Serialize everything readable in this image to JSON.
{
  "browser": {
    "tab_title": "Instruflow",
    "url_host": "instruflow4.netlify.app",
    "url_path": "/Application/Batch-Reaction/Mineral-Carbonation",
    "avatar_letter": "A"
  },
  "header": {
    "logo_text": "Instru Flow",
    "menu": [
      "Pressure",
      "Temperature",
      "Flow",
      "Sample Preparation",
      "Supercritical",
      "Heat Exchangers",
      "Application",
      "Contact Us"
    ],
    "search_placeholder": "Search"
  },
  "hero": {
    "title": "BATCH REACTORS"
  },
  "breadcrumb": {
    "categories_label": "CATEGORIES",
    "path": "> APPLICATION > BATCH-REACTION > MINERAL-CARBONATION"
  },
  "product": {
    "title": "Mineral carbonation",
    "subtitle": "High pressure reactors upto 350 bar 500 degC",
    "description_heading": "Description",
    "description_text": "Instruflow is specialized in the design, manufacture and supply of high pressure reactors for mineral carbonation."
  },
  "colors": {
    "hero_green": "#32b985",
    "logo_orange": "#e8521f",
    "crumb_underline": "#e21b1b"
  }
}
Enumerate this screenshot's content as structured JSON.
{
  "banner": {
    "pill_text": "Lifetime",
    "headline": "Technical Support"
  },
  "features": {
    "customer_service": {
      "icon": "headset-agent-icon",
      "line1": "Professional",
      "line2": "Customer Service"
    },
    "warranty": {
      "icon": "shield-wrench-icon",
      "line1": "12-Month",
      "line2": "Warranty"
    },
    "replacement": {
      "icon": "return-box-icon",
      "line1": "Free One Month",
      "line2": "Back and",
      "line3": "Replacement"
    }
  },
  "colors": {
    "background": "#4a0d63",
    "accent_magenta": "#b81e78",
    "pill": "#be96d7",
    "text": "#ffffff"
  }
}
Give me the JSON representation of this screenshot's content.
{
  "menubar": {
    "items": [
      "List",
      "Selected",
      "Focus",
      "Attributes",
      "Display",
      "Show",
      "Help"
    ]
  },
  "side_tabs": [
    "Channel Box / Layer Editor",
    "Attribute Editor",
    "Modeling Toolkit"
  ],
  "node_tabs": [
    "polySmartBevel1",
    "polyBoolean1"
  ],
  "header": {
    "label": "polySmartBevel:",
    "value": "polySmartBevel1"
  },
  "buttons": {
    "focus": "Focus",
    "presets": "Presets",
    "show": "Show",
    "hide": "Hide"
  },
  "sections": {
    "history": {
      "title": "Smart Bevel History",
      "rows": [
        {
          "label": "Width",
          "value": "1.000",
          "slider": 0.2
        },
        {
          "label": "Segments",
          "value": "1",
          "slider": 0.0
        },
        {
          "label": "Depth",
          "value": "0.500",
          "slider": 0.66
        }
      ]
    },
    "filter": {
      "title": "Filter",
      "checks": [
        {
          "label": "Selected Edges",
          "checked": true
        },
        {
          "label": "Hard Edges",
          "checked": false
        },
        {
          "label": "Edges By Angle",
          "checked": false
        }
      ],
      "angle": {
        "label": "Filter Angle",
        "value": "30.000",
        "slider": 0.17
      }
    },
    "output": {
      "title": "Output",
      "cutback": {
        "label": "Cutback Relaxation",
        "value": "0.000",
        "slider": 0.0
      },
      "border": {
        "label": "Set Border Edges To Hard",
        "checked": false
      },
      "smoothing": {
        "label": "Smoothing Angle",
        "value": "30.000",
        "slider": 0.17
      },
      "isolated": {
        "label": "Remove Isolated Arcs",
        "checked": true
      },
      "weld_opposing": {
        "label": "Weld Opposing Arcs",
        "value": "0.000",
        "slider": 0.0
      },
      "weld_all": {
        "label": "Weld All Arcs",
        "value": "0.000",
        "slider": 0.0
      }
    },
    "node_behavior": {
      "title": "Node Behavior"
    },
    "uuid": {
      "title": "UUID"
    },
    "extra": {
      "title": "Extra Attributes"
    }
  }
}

-- Instruction --
Write out every line of the listing that holds the word "Editor".

-- Solution for this task --
    "Channel Box / Layer Editor",
    "Attribute Editor",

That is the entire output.